**SELECTED TEXT:**

Our standard trailers are 7'4" wide. I frequently load our Maravia Grand 18' and it works well. 

I did an 8' wide custom trailer for a guy in Colorado but it does add a bunch of money to the cost as it is no longer a cut parts, place in jig, and tack operation.


----------



## Paul the Kayaker (Nov 7, 2004)

Thanks all, I am realizing that maybe an 8' wide trailer simply may be overkill. The boat is 7'8'' (92'') wide but it has 22'' tubes so the center to center where the boat will sit I guess is only 5'10'' (70"). 

I guess a standard 7'wide trailer will work just fine, the outside of the raft will be wider then the deck on a 7' wide trailer but there will be plenty of room since not all that width will be on the deck. 

Only concern with a 7' deck is road debris kicking up and the raft overhanging a bit. Worth the concern or not?


----------



## DarrylH (Mar 10, 2015)

*Boat trailer*

Paul - Here is my adaptation of the same trailer ideas as TOMac and Pirate. I bought a 10' BigTex utility and modified it so I could launch and recover by myself. Built a new gate with stainless roller, added aluminum uprights, built twin removable decks, and then put a cargo box on the front with an electric winch (I'm not young anymore).

It sits high enough to allow ample storage of dry boxes, oars, and gear. My boat is a E-16' NRS Nez Perce. This set up allows me to get on and off the ramp without much fuss. 

I learned really quick to hang on to the bow line when launching - once the boat starts back across the roller, it really takes off!

When I winch the boat in, I still have to move the boat forward a foot or so after stowing the winch & strap gear. It rides down the road just great at hwy speeds.


----------



## cupido76 (May 22, 2009)

Paul the Kayaker said:


> Thanks all, I am realizing that maybe an 8' wide trailer simply may be overkill. The boat is 7'8'' (92'') wide but it has 22'' tubes so the center to center where the boat will sit I guess is only 5'10'' (70").
> 
> 
> 
> ...


I personally would prefer the trailer deck to be as wide or wider than the boat, to protect from road debris as you mentioned above.

This can be accomplished like others have posted by making elevated racks that are wider than the trailer, as a few of the examples posted here have been.

[Rows from a dataset]
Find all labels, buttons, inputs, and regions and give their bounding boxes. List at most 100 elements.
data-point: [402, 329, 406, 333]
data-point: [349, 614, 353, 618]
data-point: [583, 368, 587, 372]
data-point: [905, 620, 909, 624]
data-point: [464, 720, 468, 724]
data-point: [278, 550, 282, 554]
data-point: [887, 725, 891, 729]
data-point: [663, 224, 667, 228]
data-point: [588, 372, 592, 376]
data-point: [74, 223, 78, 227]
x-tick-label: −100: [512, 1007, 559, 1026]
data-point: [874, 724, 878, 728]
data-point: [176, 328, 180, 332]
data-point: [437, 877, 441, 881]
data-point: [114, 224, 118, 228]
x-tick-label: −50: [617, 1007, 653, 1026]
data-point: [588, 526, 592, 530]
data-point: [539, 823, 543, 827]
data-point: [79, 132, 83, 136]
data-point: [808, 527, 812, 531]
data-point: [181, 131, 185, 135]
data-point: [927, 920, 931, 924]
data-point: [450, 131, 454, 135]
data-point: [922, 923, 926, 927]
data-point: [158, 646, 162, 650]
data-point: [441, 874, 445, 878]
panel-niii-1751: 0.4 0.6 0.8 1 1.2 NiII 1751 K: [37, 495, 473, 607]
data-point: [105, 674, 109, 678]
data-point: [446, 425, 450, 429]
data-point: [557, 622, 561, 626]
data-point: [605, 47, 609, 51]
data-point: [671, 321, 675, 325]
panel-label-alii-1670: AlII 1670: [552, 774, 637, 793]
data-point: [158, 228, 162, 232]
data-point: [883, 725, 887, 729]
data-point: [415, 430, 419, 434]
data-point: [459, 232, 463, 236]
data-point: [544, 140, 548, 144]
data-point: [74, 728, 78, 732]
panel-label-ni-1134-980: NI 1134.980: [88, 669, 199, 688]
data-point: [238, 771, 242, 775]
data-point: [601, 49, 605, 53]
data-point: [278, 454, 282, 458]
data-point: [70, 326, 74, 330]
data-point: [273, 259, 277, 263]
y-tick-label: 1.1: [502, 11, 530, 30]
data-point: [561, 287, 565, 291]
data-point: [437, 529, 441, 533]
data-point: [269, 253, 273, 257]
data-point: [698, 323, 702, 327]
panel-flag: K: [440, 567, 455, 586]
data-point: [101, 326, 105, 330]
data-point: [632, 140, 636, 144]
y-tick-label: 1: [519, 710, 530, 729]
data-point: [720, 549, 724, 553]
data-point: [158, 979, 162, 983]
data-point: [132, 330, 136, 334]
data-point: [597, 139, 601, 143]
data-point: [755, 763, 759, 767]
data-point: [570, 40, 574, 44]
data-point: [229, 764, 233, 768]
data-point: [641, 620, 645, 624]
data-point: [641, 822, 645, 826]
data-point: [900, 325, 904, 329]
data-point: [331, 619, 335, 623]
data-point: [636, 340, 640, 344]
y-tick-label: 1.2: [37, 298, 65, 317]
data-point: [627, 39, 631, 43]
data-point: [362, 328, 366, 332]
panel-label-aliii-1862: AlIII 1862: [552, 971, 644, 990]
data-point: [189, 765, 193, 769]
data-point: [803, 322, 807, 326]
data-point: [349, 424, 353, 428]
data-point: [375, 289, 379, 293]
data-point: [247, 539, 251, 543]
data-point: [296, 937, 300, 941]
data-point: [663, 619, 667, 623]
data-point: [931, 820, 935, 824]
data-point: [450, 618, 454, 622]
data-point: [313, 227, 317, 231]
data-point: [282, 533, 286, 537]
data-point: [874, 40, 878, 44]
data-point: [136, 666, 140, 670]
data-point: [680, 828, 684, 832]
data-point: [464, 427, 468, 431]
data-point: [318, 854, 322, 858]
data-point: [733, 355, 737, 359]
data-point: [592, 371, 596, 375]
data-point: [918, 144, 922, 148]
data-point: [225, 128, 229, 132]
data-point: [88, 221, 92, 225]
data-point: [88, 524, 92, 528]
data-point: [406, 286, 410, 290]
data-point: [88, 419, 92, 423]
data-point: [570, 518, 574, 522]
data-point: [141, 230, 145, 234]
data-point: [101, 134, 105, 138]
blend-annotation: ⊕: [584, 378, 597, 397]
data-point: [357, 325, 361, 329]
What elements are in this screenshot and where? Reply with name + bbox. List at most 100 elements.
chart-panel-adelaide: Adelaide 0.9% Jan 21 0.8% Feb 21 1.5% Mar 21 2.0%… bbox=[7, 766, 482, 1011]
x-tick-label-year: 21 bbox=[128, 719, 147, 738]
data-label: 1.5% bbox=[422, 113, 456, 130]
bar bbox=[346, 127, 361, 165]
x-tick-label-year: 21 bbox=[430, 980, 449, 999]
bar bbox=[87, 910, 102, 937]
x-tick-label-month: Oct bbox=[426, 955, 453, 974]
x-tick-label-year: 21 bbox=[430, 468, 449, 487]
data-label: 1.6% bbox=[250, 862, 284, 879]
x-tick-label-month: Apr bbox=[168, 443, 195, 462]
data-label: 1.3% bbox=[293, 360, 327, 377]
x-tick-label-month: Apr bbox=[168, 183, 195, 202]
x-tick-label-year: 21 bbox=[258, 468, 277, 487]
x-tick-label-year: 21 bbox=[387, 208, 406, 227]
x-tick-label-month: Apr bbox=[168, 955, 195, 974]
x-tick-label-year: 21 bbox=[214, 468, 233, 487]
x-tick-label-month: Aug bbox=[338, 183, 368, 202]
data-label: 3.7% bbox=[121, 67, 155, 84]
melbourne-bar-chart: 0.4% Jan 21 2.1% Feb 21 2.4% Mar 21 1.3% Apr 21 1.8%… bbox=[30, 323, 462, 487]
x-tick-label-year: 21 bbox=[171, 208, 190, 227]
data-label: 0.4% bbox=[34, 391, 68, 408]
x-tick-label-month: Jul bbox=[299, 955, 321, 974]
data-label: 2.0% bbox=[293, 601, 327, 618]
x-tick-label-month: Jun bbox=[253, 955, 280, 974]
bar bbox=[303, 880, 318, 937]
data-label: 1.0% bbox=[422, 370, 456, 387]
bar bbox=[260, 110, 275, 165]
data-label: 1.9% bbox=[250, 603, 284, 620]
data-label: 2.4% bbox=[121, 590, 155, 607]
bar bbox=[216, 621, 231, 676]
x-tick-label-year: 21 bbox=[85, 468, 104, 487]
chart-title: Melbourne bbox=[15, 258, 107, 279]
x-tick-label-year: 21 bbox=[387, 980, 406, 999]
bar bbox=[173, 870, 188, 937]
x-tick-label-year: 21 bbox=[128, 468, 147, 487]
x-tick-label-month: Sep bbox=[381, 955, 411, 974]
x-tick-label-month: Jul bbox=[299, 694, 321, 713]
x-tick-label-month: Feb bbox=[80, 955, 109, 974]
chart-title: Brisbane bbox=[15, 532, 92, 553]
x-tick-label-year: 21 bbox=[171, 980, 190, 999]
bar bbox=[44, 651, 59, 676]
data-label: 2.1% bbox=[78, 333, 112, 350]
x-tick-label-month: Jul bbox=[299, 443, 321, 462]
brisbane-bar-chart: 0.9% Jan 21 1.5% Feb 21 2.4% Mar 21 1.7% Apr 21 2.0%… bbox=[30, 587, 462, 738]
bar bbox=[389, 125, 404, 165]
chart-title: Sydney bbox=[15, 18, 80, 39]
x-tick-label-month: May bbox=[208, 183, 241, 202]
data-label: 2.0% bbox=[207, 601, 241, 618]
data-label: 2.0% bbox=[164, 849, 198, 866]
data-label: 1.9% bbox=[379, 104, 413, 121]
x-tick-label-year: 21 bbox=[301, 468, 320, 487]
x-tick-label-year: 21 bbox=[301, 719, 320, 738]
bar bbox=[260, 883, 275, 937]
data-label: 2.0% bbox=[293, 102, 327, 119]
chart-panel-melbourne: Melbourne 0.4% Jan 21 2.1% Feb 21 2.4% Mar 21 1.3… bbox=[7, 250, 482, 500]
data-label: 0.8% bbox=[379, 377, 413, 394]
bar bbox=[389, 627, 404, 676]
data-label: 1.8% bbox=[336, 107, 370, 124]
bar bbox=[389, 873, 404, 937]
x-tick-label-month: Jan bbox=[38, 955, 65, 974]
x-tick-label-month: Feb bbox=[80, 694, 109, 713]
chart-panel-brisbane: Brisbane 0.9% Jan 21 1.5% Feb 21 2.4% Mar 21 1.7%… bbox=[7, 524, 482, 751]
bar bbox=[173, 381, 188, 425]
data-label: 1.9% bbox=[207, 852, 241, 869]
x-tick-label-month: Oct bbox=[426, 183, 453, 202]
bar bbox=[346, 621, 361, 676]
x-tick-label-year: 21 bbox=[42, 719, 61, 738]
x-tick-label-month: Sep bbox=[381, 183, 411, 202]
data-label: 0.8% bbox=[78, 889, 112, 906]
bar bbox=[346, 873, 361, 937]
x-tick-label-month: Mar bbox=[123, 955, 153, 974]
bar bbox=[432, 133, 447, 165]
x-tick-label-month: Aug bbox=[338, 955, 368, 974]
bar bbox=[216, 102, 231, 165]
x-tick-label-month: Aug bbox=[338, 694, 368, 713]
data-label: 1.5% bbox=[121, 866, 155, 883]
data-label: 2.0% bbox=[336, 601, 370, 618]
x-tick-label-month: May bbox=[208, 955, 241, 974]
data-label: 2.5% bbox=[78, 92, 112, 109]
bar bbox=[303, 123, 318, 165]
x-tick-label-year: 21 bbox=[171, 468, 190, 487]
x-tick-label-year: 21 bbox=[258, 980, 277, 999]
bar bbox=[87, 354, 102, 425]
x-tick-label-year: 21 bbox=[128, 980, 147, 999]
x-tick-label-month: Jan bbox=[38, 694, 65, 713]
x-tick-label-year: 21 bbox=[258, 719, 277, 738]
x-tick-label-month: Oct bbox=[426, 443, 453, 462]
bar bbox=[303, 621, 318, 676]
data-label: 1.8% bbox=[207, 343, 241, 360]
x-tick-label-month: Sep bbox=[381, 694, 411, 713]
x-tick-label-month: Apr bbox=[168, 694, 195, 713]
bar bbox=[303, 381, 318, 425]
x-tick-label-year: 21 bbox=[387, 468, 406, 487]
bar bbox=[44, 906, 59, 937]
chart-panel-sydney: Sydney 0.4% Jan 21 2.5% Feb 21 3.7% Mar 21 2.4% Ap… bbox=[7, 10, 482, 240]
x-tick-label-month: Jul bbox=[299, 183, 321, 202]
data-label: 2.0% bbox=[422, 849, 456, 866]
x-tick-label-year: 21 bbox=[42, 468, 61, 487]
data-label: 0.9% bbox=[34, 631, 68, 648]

**YOUR TASKS:**
1. Copy everything from "I learned really" down to "(May 22, 2009)" in the raft trailer thread.
2. In the raft trailer thread, why did the 8' wide custom trailer cost a lot more?

**ANSWERS BELOW:**
1.
I learned really quick to hang on to the bow line when launching - once the boat starts back across the roller, it really takes off!

When I winch the boat in, I still have to move the boat forward a foot or so after stowing the winch & strap gear. It rides down the road just great at hwy speeds.


----------



## cupido76 (May 22, 2009)

2. It added a lot to the cost because building it was no longer a simple job of cutting parts, placing them in a jig, and tacking them together.